— Start of ENTRIES SUPPLIED —
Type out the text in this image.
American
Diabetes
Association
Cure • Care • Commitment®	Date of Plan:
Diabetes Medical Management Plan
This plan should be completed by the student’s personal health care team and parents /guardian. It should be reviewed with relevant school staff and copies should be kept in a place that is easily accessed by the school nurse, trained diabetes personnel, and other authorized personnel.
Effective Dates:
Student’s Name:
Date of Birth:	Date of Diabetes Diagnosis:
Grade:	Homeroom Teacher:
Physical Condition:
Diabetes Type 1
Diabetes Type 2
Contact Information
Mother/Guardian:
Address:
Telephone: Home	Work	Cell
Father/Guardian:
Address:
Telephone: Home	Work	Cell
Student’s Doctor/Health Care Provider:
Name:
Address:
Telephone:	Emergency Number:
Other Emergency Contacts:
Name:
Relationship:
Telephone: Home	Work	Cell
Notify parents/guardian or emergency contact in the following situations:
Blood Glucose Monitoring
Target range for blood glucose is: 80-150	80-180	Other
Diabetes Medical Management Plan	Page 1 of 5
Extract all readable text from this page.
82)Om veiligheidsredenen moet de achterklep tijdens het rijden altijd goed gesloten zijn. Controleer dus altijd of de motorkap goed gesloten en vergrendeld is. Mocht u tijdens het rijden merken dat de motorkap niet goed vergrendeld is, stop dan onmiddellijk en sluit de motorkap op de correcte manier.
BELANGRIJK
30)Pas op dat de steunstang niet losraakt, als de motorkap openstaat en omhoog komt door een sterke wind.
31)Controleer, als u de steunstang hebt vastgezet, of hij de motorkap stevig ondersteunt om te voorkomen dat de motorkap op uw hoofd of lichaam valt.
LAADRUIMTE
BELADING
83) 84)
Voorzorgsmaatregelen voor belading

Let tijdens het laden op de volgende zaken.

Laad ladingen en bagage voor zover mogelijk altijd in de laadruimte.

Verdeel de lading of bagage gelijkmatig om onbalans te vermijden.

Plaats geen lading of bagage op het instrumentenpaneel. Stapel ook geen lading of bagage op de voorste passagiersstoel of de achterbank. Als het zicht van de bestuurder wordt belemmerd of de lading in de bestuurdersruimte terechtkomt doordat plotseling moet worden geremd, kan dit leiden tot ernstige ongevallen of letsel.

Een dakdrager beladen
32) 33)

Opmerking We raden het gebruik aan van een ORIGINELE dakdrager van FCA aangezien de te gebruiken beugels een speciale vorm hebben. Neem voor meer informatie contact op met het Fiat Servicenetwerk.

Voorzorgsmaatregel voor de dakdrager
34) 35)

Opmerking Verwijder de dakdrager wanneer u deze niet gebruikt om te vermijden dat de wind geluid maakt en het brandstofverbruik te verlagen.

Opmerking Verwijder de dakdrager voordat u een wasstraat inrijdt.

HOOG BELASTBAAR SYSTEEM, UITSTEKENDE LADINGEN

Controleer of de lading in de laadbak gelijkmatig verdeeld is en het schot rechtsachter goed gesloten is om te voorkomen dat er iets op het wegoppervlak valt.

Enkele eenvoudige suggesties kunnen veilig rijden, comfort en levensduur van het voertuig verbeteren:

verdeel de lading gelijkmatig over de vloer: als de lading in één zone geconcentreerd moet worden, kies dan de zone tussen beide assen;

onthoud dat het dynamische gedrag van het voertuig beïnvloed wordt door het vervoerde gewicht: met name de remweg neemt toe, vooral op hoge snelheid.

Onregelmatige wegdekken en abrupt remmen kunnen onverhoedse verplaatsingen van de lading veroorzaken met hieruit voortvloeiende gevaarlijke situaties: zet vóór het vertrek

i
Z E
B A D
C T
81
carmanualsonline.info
— End of ENTRIES SUPPLIED —
» **TO DO**
Reproduce the data in its entirety, matching each character.

» **FULL RESPONSE**
Type out the text in this image.
American
Diabetes
Association
Cure • Care • Commitment®	Date of Plan:
Diabetes Medical Management Plan
This plan should be completed by the student’s personal health care team and parents /guardian. It should be reviewed with relevant school staff and copies should be kept in a place that is easily accessed by the school nurse, trained diabetes personnel, and other authorized personnel.
Effective Dates:
Student’s Name:
Date of Birth:	Date of Diabetes Diagnosis:
Grade:	Homeroom Teacher:
Physical Condition:
Diabetes Type 1
Diabetes Type 2
Contact Information
Mother/Guardian:
Address:
Telephone: Home	Work	Cell
Father/Guardian:
Address:
Telephone: Home	Work	Cell
Student’s Doctor/Health Care Provider:
Name:
Address:
Telephone:	Emergency Number:
Other Emergency Contacts:
Name:
Relationship:
Telephone: Home	Work	Cell
Notify parents/guardian or emergency contact in the following situations:
Blood Glucose Monitoring
Target range for blood glucose is: 80-150	80-180	Other
Diabetes Medical Management Plan	Page 1 of 5
Extract all readable text from this page.
82)Om veiligheidsredenen moet de achterklep tijdens het rijden altijd goed gesloten zijn. Controleer dus altijd of de motorkap goed gesloten en vergrendeld is. Mocht u tijdens het rijden merken dat de motorkap niet goed vergrendeld is, stop dan onmiddellijk en sluit de motorkap op de correcte manier.
BELANGRIJK
30)Pas op dat de steunstang niet losraakt, als de motorkap openstaat en omhoog komt door een sterke wind.
31)Controleer, als u de steunstang hebt vastgezet, of hij de motorkap stevig ondersteunt om te voorkomen dat de motorkap op uw hoofd of lichaam valt.
LAADRUIMTE
BELADING
83) 84)
Voorzorgsmaatregelen voor belading

Let tijdens het laden op de volgende zaken.

Laad ladingen en bagage voor zover mogelijk altijd in de laadruimte.

Verdeel de lading of bagage gelijkmatig om onbalans te vermijden.

Plaats geen lading of bagage op het instrumentenpaneel. Stapel ook geen lading of bagage op de voorste passagiersstoel of de achterbank. Als het zicht van de bestuurder wordt belemmerd of de lading in de bestuurdersruimte terechtkomt doordat plotseling moet worden geremd, kan dit leiden tot ernstige ongevallen of letsel.

Een dakdrager beladen
32) 33)

Opmerking We raden het gebruik aan van een ORIGINELE dakdrager van FCA aangezien de te gebruiken beugels een speciale vorm hebben. Neem voor meer informatie contact op met het Fiat Servicenetwerk.

Voorzorgsmaatregel voor de dakdrager
34) 35)

Opmerking Verwijder de dakdrager wanneer u deze niet gebruikt om te vermijden dat de wind geluid maakt en het brandstofverbruik te verlagen.

Opmerking Verwijder de dakdrager voordat u een wasstraat inrijdt.

HOOG BELASTBAAR SYSTEEM, UITSTEKENDE LADINGEN

Controleer of de lading in de laadbak gelijkmatig verdeeld is en het schot rechtsachter goed gesloten is om te voorkomen dat er iets op het wegoppervlak valt.

Enkele eenvoudige suggesties kunnen veilig rijden, comfort en levensduur van het voertuig verbeteren:

verdeel de lading gelijkmatig over de vloer: als de lading in één zone geconcentreerd moet worden, kies dan de zone tussen beide assen;

onthoud dat het dynamische gedrag van het voertuig beïnvloed wordt door het vervoerde gewicht: met name de remweg neemt toe, vooral op hoge snelheid.

Onregelmatige wegdekken en abrupt remmen kunnen onverhoedse verplaatsingen van de lading veroorzaken met hieruit voortvloeiende gevaarlijke situaties: zet vóór het vertrek

i
Z E
B A D
C T
81
carmanualsonline.info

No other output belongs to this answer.